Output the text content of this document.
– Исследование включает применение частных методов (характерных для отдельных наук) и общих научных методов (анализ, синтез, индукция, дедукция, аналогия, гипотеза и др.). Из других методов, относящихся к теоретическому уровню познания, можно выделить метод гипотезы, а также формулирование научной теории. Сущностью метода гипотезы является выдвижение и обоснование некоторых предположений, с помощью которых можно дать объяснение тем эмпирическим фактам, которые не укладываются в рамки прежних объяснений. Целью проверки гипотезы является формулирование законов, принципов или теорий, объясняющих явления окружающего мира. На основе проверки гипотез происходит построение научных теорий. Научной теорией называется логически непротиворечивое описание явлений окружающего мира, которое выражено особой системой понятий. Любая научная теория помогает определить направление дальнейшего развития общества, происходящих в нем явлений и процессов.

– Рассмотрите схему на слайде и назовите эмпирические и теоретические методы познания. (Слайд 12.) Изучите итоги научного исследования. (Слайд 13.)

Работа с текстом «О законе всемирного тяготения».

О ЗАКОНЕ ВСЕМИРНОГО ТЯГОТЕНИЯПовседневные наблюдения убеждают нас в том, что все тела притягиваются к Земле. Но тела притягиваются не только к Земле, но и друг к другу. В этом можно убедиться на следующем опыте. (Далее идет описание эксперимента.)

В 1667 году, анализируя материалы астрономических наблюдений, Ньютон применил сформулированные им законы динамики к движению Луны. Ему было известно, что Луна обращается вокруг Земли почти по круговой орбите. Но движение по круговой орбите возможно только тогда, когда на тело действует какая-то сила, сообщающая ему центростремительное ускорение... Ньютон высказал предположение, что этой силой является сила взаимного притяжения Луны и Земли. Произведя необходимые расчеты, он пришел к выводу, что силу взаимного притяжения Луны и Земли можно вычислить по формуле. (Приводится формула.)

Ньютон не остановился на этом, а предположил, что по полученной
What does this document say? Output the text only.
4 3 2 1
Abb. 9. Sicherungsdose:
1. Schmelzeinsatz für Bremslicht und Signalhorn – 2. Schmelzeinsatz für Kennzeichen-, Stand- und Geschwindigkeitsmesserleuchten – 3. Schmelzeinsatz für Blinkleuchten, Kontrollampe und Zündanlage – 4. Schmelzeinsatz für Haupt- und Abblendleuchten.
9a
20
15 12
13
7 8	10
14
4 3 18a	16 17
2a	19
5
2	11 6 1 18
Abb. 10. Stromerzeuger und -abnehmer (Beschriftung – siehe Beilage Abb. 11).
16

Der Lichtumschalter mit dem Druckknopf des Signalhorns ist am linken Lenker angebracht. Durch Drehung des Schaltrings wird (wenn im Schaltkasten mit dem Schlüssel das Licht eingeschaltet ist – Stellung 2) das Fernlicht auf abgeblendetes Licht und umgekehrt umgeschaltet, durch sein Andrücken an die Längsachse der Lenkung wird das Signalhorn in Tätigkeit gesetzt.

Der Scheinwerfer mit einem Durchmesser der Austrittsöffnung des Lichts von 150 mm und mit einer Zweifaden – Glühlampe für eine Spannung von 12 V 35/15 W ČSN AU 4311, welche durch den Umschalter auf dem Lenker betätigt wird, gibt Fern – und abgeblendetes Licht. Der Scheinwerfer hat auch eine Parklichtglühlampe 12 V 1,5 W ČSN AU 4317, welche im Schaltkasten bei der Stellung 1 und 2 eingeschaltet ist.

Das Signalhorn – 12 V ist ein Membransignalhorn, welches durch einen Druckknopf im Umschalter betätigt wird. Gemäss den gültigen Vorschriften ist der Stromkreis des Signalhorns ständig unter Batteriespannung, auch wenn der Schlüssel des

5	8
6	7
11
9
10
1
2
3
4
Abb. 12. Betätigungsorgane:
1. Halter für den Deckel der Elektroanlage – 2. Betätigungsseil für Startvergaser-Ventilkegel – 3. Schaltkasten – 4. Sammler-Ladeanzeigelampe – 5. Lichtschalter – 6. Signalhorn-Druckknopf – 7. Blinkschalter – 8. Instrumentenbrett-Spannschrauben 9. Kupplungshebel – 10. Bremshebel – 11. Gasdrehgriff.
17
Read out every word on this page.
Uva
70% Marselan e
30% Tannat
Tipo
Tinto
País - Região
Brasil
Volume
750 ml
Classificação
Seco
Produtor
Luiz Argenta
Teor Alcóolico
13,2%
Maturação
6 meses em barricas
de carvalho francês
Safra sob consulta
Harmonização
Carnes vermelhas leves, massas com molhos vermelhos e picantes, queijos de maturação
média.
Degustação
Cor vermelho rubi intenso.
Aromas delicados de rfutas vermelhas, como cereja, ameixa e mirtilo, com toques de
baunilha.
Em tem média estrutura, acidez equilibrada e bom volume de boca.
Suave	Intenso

┄┄┄┄┄┄

**What is expected:** Retype every entry word for word.

**Solved problem:**
Output the text content of this document.
– Исследование включает применение частных методов (характерных для отдельных наук) и общих научных методов (анализ, синтез, индукция, дедукция, аналогия, гипотеза и др.). Из других методов, относящихся к теоретическому уровню познания, можно выделить метод гипотезы, а также формулирование научной теории. Сущностью метода гипотезы является выдвижение и обоснование некоторых предположений, с помощью которых можно дать объяснение тем эмпирическим фактам, которые не укладываются в рамки прежних объяснений. Целью проверки гипотезы является формулирование законов, принципов или теорий, объясняющих явления окружающего мира. На основе проверки гипотез происходит построение научных теорий. Научной теорией называется логически непротиворечивое описание явлений окружающего мира, которое выражено особой системой понятий. Любая научная теория помогает определить направление дальнейшего развития общества, происходящих в нем явлений и процессов.

– Рассмотрите схему на слайде и назовите эмпирические и теоретические методы познания. (Слайд 12.) Изучите итоги научного исследования. (Слайд 13.)

Работа с текстом «О законе всемирного тяготения».

О ЗАКОНЕ ВСЕМИРНОГО ТЯГОТЕНИЯПовседневные наблюдения убеждают нас в том, что все тела притягиваются к Земле. Но тела притягиваются не только к Земле, но и друг к другу. В этом можно убедиться на следующем опыте. (Далее идет описание эксперимента.)

В 1667 году, анализируя материалы астрономических наблюдений, Ньютон применил сформулированные им законы динамики к движению Луны. Ему было известно, что Луна обращается вокруг Земли почти по круговой орбите. Но движение по круговой орбите возможно только тогда, когда на тело действует какая-то сила, сообщающая ему центростремительное ускорение... Ньютон высказал предположение, что этой силой является сила взаимного притяжения Луны и Земли. Произведя необходимые расчеты, он пришел к выводу, что силу взаимного притяжения Луны и Земли можно вычислить по формуле. (Приводится формула.)

Ньютон не остановился на этом, а предположил, что по полученной
What does this document say? Output the text only.
4 3 2 1
Abb. 9. Sicherungsdose:
1. Schmelzeinsatz für Bremslicht und Signalhorn – 2. Schmelzeinsatz für Kennzeichen-, Stand- und Geschwindigkeitsmesserleuchten – 3. Schmelzeinsatz für Blinkleuchten, Kontrollampe und Zündanlage – 4. Schmelzeinsatz für Haupt- und Abblendleuchten.
9a
20
15 12
13
7 8	10
14
4 3 18a	16 17
2a	19
5
2	11 6 1 18
Abb. 10. Stromerzeuger und -abnehmer (Beschriftung – siehe Beilage Abb. 11).
16

Der Lichtumschalter mit dem Druckknopf des Signalhorns ist am linken Lenker angebracht. Durch Drehung des Schaltrings wird (wenn im Schaltkasten mit dem Schlüssel das Licht eingeschaltet ist – Stellung 2) das Fernlicht auf abgeblendetes Licht und umgekehrt umgeschaltet, durch sein Andrücken an die Längsachse der Lenkung wird das Signalhorn in Tätigkeit gesetzt.

Der Scheinwerfer mit einem Durchmesser der Austrittsöffnung des Lichts von 150 mm und mit einer Zweifaden – Glühlampe für eine Spannung von 12 V 35/15 W ČSN AU 4311, welche durch den Umschalter auf dem Lenker betätigt wird, gibt Fern – und abgeblendetes Licht. Der Scheinwerfer hat auch eine Parklichtglühlampe 12 V 1,5 W ČSN AU 4317, welche im Schaltkasten bei der Stellung 1 und 2 eingeschaltet ist.

Das Signalhorn – 12 V ist ein Membransignalhorn, welches durch einen Druckknopf im Umschalter betätigt wird. Gemäss den gültigen Vorschriften ist der Stromkreis des Signalhorns ständig unter Batteriespannung, auch wenn der Schlüssel des

5	8
6	7
11
9
10
1
2
3
4
Abb. 12. Betätigungsorgane:
1. Halter für den Deckel der Elektroanlage – 2. Betätigungsseil für Startvergaser-Ventilkegel – 3. Schaltkasten – 4. Sammler-Ladeanzeigelampe – 5. Lichtschalter – 6. Signalhorn-Druckknopf – 7. Blinkschalter – 8. Instrumentenbrett-Spannschrauben 9. Kupplungshebel – 10. Bremshebel – 11. Gasdrehgriff.
17
Read out every word on this page.
Uva
70% Marselan e
30% Tannat
Tipo
Tinto
País - Região
Brasil
Volume
750 ml
Classificação
Seco
Produtor
Luiz Argenta
Teor Alcóolico
13,2%
Maturação
6 meses em barricas
de carvalho francês
Safra sob consulta
Harmonização
Carnes vermelhas leves, massas com molhos vermelhos e picantes, queijos de maturação
média.
Degustação
Cor vermelho rubi intenso.
Aromas delicados de rfutas vermelhas, como cereja, ameixa e mirtilo, com toques de
baunilha.
Em tem média estrutura, acidez equilibrada e bom volume de boca.
Suave	Intenso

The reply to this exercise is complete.